*** Text
Accelerating data-driven water management in the West

Google Earth
Google Earth and Earth Engine
5 min readOct 21, 2021

Editor’s note: Today’s post is by Robyn Grimm (Environmental Defense Fund), Forrest Melton (NASA / CSU Monterey Bay), Justin Huntington (Desert Research Institute), and Tyler Erickson (Google), a few of the organizations collaborating on the OpenET project.

Every day thousands of people across the western United States make decisions about water — farmers, water managers, and state and federal planners. And yet, they are often looking at incomplete data on water consumption, even as drought and extreme heat put more pressure on increasingly scarce water supplies for communities, wildlife, and agriculture.

A collaboration of more than a dozen organizations has come together to fill this major information gap in water management through a new online water data platform called OpenET. OpenET uses Google Earth Engine to analyze publicly available Earth observations and generate water use data that is critical for enabling more sustainable, data-driven water management.

What is ET?

The “ET” in OpenET stands for evapotranspiration, which is the process by which water evaporates from the land surface and transpires from plants. Because water transferred from the land to the atmosphere through ET is unavailable for other uses in a local watershed, it is often referred to as “consumptive use” of water.

For irrigated agriculture, satellite-based estimates of ET provide a measure of the water used to grow our food — the biggest share of water consumption in most arid environments around the world. Managing water without ET data is like managing a household budget without knowing how much money you are spending day to day.

In this blog, we’ll describe how ET data has been used at field and regional scales. But first, a little more on how OpenET works.

Harnessing the power of Earth Engine for collaborative science

OpenET uses observations from Landsat, other satellites, and weather data to estimate ET. As anyone who has run through a sprinkler on a summer day knows, evaporation cools down surfaces. This cooling effect is visible to Landsat’s thermal sensor, which “sees” the effect of ET as lower land surface temperatures. Cooler temperatures mean more water is being used (transpired) by plants and evaporated from the land surface.

While models for calculating ET from satellite imagery have been developed by several universities and research groups over the last several decades, they require multiple inputs — such as satellite observations, weather models, land cover, and topography — and are computationally intensive to run. Earth Engine is making it possible for the first time to run several ET models using Landsat and gridded weather data over millions of square miles, ultimately enabling OpenET to provide daily, monthly, and annual ET data for most agricultural fields across the 17 western states.
******
*** Material supplied
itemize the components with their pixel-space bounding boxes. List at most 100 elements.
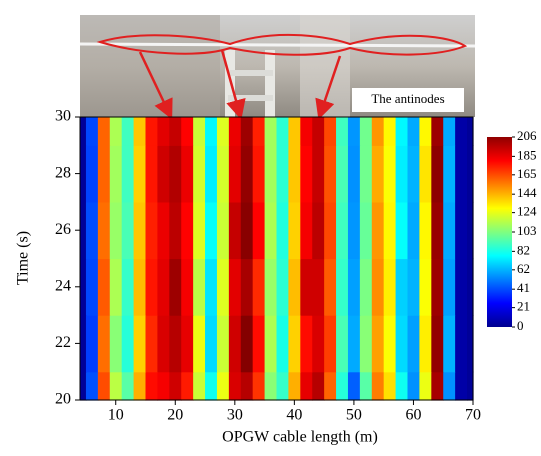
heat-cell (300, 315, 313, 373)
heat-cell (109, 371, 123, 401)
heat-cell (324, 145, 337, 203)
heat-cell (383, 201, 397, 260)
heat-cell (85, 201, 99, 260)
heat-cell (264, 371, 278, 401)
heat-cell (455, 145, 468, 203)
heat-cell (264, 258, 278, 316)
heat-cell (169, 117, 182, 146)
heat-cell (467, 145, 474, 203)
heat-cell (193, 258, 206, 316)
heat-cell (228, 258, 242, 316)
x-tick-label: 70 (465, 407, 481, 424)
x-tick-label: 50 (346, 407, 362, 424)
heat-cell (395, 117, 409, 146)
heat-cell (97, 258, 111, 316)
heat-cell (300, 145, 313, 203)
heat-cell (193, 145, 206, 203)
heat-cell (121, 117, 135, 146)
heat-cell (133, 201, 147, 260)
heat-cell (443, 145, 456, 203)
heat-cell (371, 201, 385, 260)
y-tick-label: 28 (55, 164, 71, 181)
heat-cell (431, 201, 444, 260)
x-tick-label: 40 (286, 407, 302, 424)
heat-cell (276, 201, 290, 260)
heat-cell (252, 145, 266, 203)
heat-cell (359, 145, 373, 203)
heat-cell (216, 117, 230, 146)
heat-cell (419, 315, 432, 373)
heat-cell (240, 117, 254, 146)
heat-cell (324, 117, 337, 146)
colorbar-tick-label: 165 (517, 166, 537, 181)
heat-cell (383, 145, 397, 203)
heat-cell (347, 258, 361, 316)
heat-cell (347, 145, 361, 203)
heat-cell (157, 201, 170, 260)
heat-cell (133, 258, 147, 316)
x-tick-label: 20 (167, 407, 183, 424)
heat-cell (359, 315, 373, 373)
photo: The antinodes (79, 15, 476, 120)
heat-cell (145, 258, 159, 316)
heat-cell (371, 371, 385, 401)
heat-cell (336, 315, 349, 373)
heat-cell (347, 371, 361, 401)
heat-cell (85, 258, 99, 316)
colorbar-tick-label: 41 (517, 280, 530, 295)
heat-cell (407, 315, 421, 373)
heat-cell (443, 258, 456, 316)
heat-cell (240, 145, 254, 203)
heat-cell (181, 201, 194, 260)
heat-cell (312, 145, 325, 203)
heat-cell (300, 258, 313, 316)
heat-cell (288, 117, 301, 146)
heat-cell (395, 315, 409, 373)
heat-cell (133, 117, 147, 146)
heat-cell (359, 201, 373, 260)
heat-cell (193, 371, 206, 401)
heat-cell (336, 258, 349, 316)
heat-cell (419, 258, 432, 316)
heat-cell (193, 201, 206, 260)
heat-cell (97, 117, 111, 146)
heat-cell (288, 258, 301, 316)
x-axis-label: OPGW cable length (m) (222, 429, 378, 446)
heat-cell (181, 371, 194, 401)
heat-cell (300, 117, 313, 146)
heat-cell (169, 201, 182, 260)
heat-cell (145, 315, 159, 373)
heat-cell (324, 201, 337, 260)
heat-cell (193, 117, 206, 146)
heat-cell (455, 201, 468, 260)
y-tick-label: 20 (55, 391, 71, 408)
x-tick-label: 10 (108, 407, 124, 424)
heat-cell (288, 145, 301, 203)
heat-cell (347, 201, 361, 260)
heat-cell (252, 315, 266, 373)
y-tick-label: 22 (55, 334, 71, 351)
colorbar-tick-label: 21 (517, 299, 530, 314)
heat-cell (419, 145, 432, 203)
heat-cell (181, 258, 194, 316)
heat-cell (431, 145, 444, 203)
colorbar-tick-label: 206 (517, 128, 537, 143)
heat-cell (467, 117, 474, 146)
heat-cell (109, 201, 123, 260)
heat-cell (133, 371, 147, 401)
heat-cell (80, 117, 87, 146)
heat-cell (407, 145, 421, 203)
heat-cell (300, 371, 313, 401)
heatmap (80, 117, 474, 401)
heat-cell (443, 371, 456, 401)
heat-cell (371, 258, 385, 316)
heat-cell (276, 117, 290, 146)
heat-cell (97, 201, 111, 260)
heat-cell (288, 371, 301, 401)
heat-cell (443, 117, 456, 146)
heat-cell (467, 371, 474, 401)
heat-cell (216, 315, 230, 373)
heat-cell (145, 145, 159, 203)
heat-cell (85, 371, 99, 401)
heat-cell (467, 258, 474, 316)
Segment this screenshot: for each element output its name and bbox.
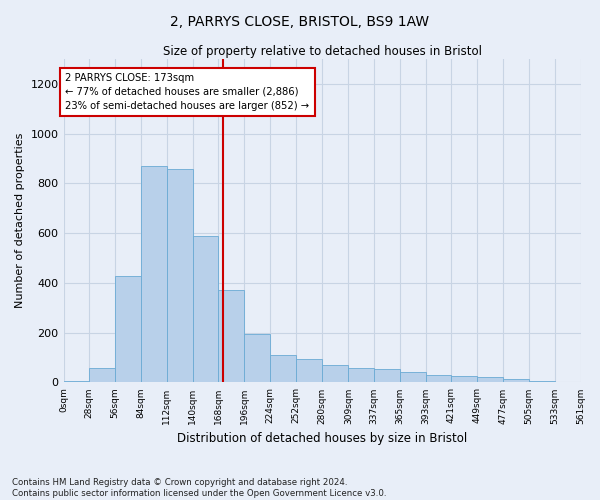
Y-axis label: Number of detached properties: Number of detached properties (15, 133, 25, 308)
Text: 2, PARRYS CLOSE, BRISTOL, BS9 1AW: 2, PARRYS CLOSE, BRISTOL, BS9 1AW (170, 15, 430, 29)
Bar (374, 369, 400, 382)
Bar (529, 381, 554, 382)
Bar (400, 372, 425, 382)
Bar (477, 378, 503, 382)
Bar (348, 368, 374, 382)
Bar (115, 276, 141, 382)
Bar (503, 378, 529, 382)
******
Problems and tasks ->
1/ Pull the passage out of the OpenET post word for word, beginning at "Every day thousands" and stopping after "What is ET?".
2/ Write the next part of the OpenET post, picking up right after its last sentence.

Outputs in order ->
1/
Every day thousands of people across the western United States make decisions about water — farmers, water managers, and state and federal planners. And yet, they are often looking at incomplete data on water consumption, even as drought and extreme heat put more pressure on increasingly scarce water supplies for communities, wildlife, and agriculture.

A collaboration of more than a dozen organizations has come together to fill this major information gap in water management through a new online water data platform called OpenET. OpenET uses Google Earth Engine to analyze publicly available Earth observations and generate water use data that is critical for enabling more sustainable, data-driven water management.

What is ET?

2/
Of course, data is only valuable to the degree that it’s trusted. Earth Engine has also made it possible for leading researchers across the globe to work together on the OpenET platform to collaboratively test and improve their models to generate the best possible ET data.

Enabling new water management solutions

Meeting the challenges of a changing climate requires innovative, locally driven solutions, including water conservation, trading, and other programs that help protect the financial viability of farms and communities when water is scarce.

In California, for instance, Rosedale-Rio Bravo Water Storage District is using OpenET data in a groundwater accounting and trading platform that it developed to comply with the state’s Sustainable Groundwater Management Act. The law requires the region to balance groundwater supply and demand by 2040.

Data from OpenET lets landowners track their annual water budget by parcel to inform irrigation and crop management, and helps Rosedale track the water budget for the entire district. The platform also will enable the district to launch a water trading platform to give farmers more flexibility in managing their water.

OpenET also can be incredibly powerful in helping to develop water conservation programs by enabling landowners to quickly assess year-over-year water savings from conservation efforts, like reduced irrigation or crop switching, and compare those results against changes in yield and revenue. This helps communities design local solutions to meet their water conservation goals that also maintain agricultural production and preserve rural economies.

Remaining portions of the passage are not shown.